— start Material —
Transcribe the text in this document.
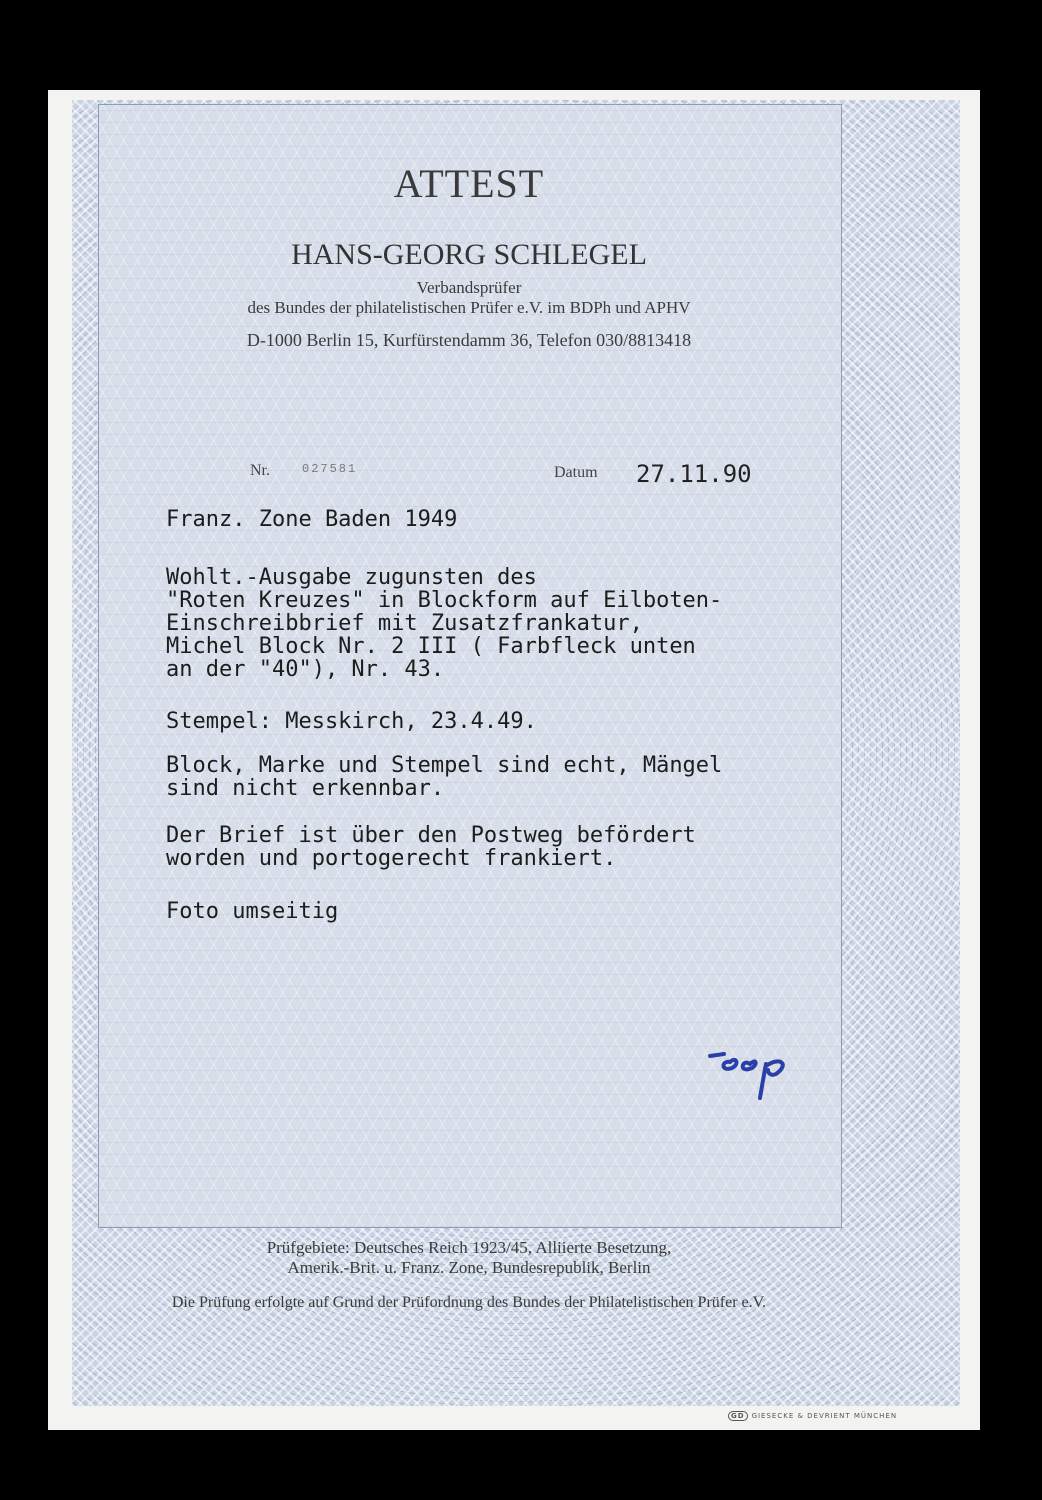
ATTEST
HANS-GEORG SCHLEGEL
Verbandsprüfer
des Bundes der philatelistischen Prüfer e.V. im BDPh und APHV
D-1000 Berlin 15, Kurfürstendamm 36, Telefon 030/8813418
Nr.	027581	Datum 27.11.90
Franz. Zone Baden 1949
Wohlt.-Ausgabe zugunsten des
"Roten Kreuzes" in Blockform auf Eilboten-
Einschreibbrief mit Zusatzfrankatur,
Michel Block Nr. 2 III ( Farbfleck unten
an der "40"), Nr. 43.
Stempel: Messkirch, 23.4.49.
Block, Marke und Stempel sind echt, Mängel
sind nicht erkennbar.
Der Brief ist über den Postweg befördert
worden und portogerecht frankiert.
Foto umseitig
Prüfgebiete: Deutsches Reich 1923/45, Alliierte Besetzung,
Amerik.-Brit. u. Franz. Zone, Bundesrepublik, Berlin
Die Prüfung erfolgte auf Grund der Prüfordnung des Bundes der Philatelistischen Prüfer e.V.
GD GIESECKE & DEVRIENT MÜNCHEN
— end Material —
▶ What is needed
Transcribe every line from the records above without alteration, and leave out the images.

▶ Response
Transcribe the text in this document.
ATTEST
HANS-GEORG SCHLEGEL
Verbandsprüfer
des Bundes der philatelistischen Prüfer e.V. im BDPh und APHV
D-1000 Berlin 15, Kurfürstendamm 36, Telefon 030/8813418
Nr.	027581	Datum 27.11.90
Franz. Zone Baden 1949
Wohlt.-Ausgabe zugunsten des
"Roten Kreuzes" in Blockform auf Eilboten-
Einschreibbrief mit Zusatzfrankatur,
Michel Block Nr. 2 III ( Farbfleck unten
an der "40"), Nr. 43.
Stempel: Messkirch, 23.4.49.
Block, Marke und Stempel sind echt, Mängel
sind nicht erkennbar.
Der Brief ist über den Postweg befördert
worden und portogerecht frankiert.
Foto umseitig
Prüfgebiete: Deutsches Reich 1923/45, Alliierte Besetzung,
Amerik.-Brit. u. Franz. Zone, Bundesrepublik, Berlin
Die Prüfung erfolgte auf Grund der Prüfordnung des Bundes der Philatelistischen Prüfer e.V.
GD GIESECKE & DEVRIENT MÜNCHEN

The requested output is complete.